Instructions for the task: Gather, from the listing beneath this task, every line holding the string "content".

(Data records)

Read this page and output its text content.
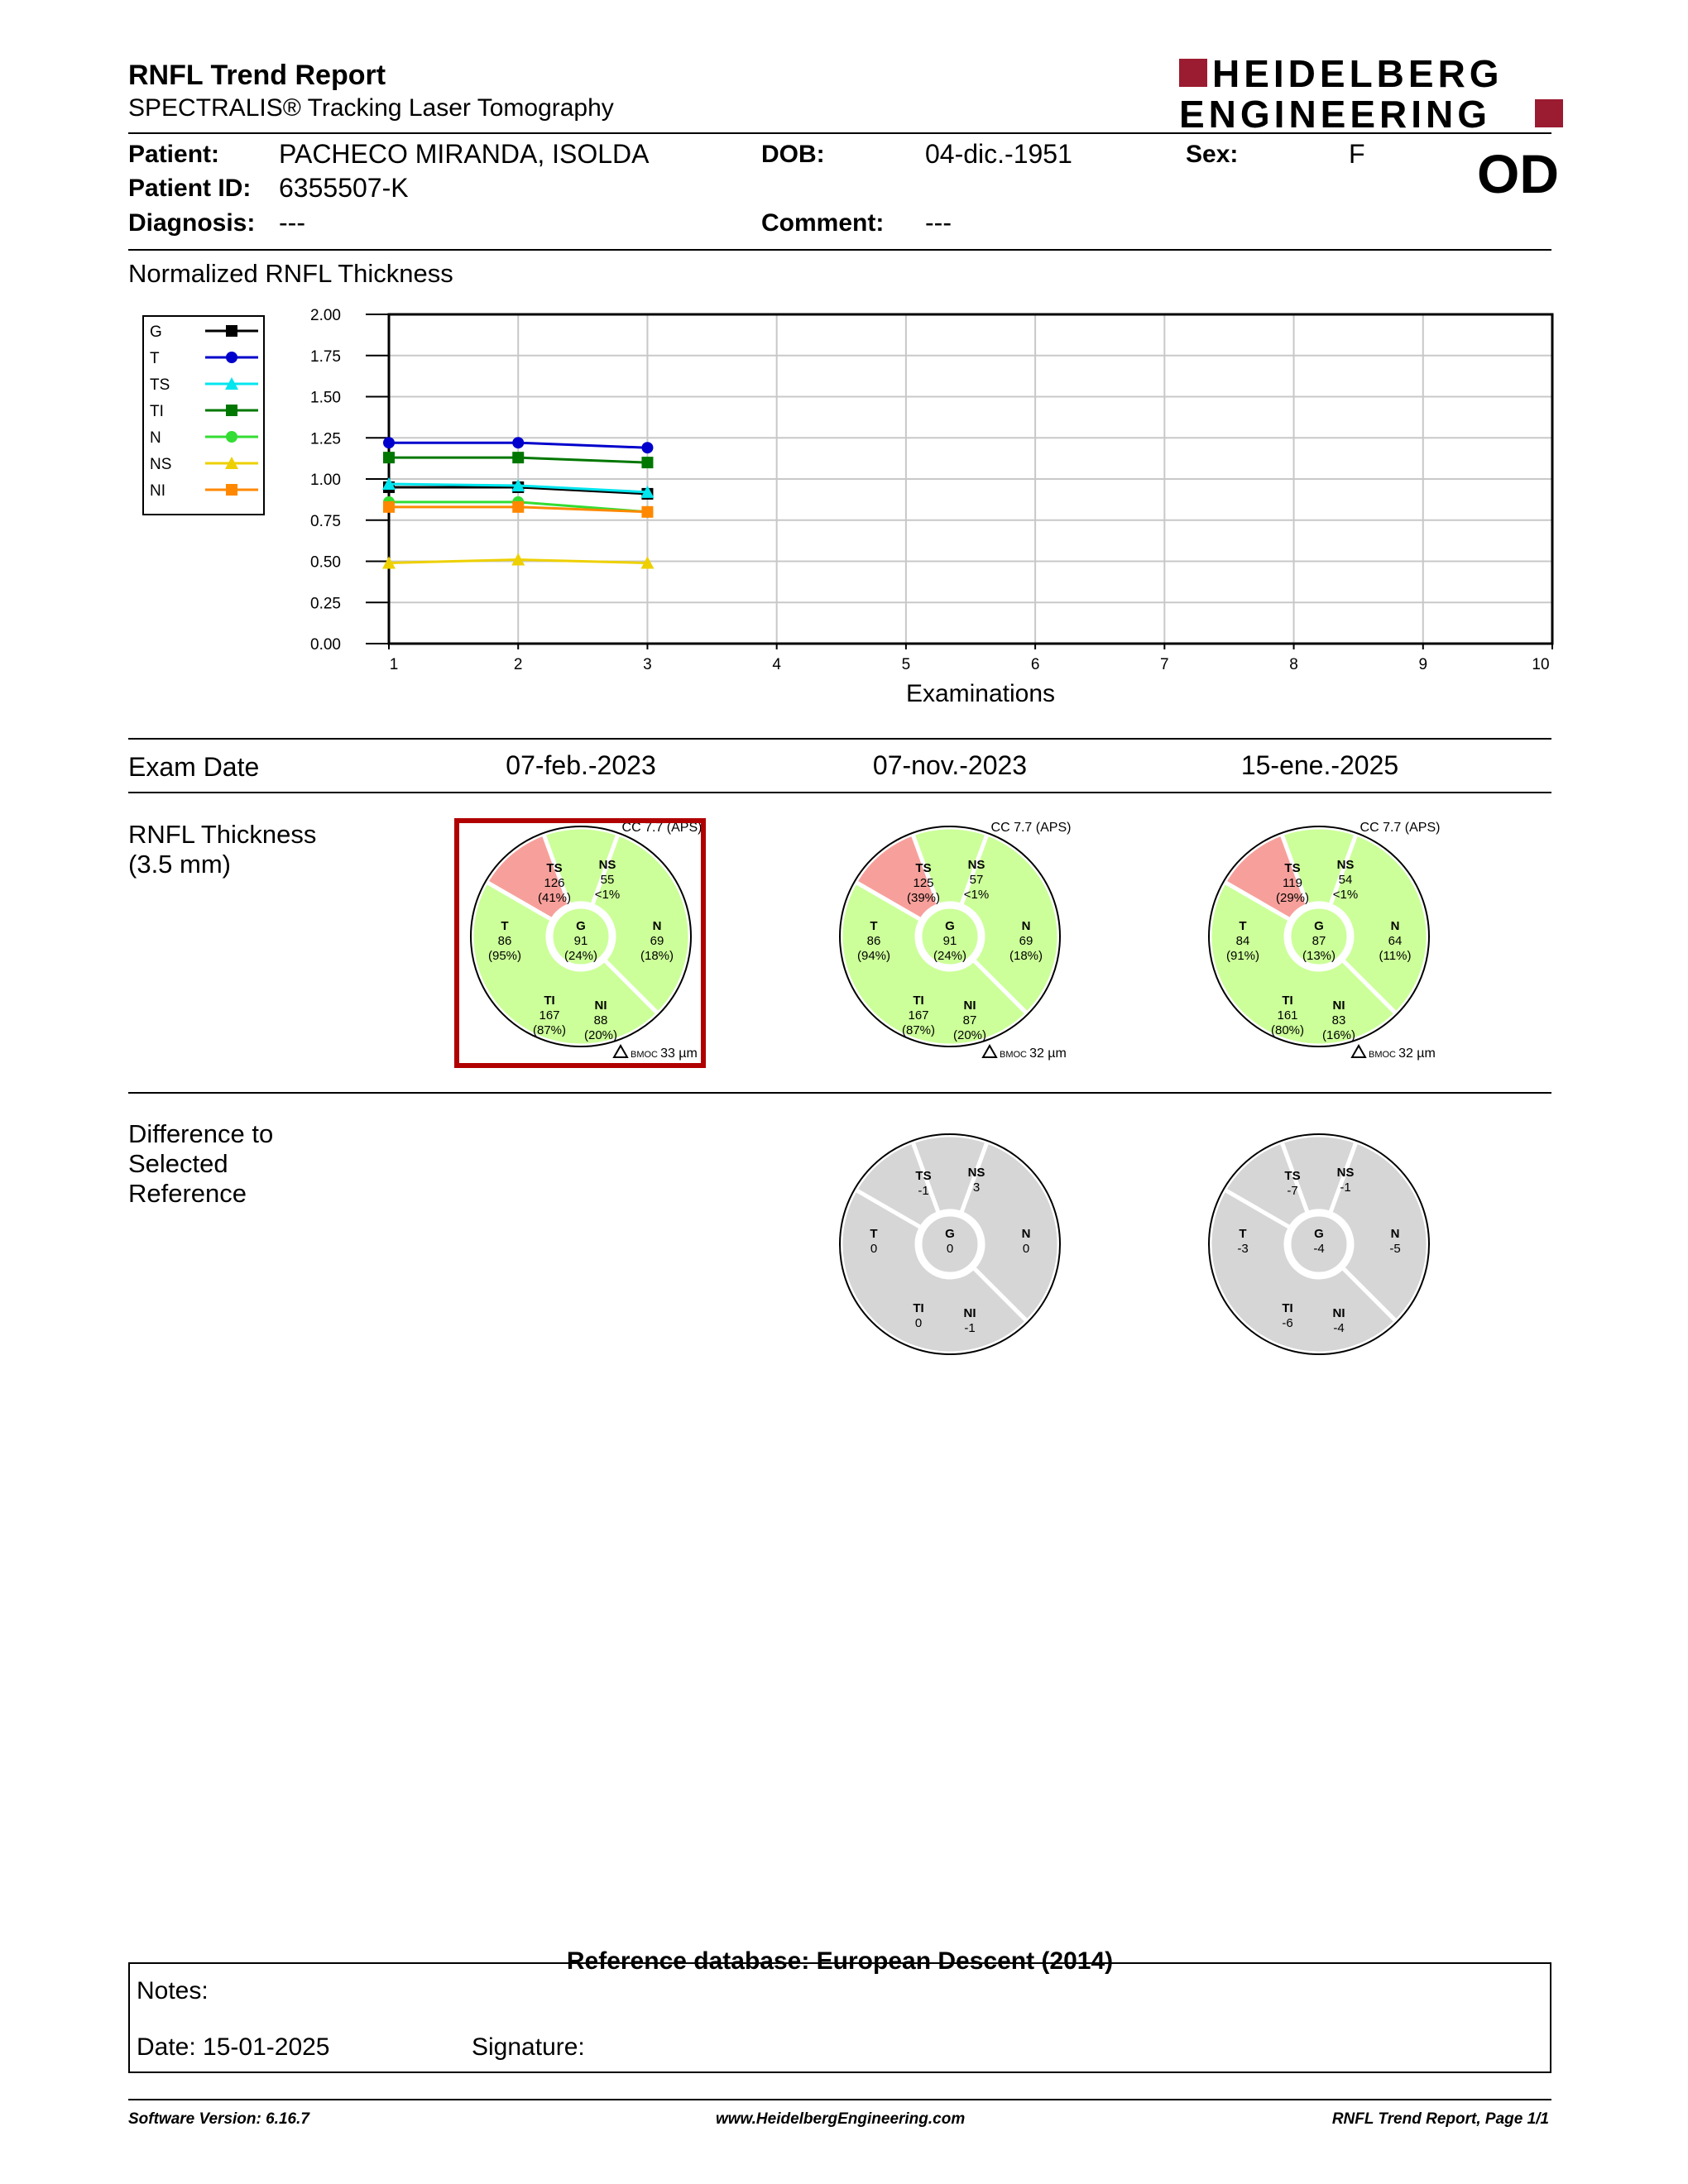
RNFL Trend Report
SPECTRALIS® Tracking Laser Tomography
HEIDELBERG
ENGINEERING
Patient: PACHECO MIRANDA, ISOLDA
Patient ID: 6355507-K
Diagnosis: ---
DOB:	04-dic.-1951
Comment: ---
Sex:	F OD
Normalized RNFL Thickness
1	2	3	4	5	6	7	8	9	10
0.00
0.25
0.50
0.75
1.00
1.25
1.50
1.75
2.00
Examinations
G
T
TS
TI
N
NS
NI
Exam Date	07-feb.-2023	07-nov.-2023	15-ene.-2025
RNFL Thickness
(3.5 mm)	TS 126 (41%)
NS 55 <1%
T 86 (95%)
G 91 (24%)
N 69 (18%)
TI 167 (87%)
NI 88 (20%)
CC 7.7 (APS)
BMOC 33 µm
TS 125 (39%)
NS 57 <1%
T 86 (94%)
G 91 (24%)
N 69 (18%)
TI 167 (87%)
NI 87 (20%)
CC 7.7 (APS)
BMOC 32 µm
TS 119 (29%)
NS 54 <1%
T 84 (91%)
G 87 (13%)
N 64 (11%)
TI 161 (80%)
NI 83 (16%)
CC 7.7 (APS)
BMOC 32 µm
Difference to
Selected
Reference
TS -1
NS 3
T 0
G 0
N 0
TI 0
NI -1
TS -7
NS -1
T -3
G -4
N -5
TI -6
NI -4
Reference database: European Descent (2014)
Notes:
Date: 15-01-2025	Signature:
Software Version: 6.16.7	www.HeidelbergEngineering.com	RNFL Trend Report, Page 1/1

...

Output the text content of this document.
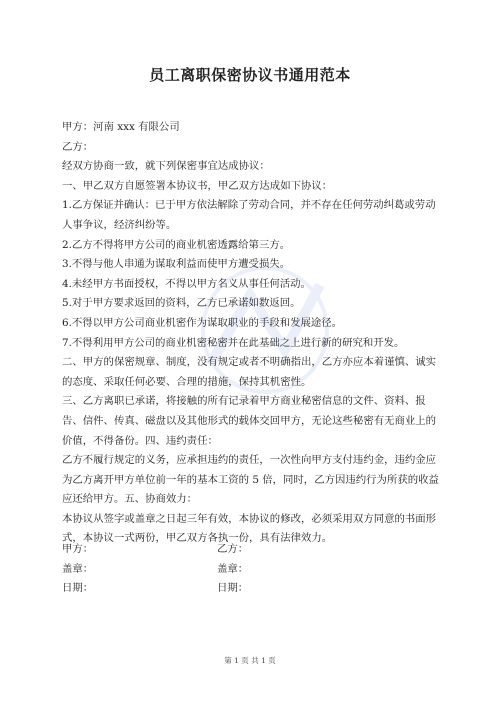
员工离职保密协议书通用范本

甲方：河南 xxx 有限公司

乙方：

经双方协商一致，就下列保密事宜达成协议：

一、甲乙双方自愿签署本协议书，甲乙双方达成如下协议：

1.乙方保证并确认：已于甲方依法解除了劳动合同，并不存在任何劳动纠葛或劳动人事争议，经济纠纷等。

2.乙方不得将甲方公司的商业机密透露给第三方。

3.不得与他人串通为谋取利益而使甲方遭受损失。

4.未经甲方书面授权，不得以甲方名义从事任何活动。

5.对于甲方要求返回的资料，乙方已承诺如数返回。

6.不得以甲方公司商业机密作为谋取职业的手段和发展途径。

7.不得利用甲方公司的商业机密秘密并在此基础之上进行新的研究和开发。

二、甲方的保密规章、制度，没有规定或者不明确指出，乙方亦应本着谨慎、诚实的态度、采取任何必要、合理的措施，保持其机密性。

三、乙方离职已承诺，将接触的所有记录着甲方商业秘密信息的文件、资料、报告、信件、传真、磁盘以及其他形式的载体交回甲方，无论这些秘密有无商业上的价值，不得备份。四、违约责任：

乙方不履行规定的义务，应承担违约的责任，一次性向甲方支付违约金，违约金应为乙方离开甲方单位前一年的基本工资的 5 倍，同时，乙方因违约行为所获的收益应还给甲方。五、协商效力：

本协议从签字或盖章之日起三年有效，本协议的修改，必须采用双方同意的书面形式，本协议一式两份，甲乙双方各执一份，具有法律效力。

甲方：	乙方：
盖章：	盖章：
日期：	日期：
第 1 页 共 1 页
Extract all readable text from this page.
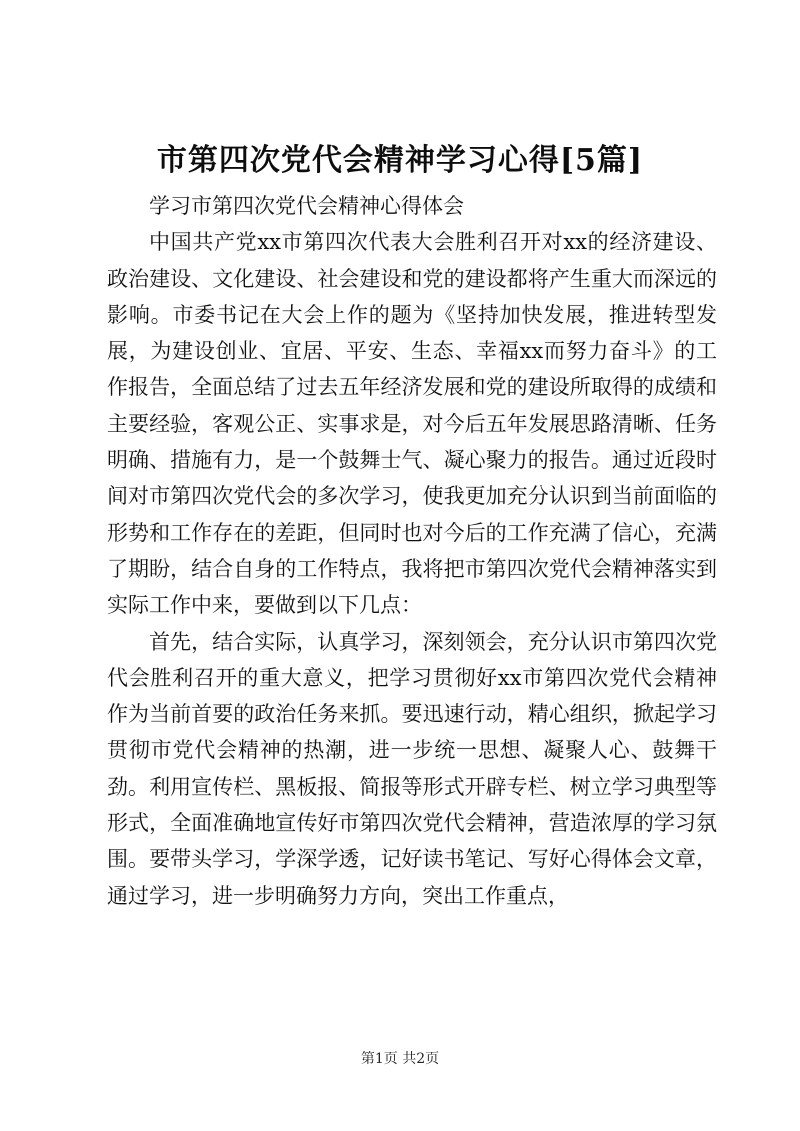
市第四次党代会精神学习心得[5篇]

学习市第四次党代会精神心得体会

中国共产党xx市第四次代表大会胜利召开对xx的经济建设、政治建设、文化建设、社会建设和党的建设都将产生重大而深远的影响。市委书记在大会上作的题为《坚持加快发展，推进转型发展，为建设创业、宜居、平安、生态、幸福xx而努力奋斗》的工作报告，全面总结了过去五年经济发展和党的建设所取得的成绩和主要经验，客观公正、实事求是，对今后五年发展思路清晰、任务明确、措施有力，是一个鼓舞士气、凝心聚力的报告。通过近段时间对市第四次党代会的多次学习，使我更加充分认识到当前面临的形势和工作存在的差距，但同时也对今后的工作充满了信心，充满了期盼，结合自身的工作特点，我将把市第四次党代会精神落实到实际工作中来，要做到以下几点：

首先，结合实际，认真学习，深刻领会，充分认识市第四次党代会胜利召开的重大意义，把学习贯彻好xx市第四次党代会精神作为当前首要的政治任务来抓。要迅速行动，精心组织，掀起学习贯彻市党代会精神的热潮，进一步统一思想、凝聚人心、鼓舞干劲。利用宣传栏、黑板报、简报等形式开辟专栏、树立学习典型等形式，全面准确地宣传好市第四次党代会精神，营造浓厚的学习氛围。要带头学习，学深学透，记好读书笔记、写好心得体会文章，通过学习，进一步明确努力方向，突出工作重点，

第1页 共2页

Exercise answer:
Read this page and output its text content.
Output the text content of this document.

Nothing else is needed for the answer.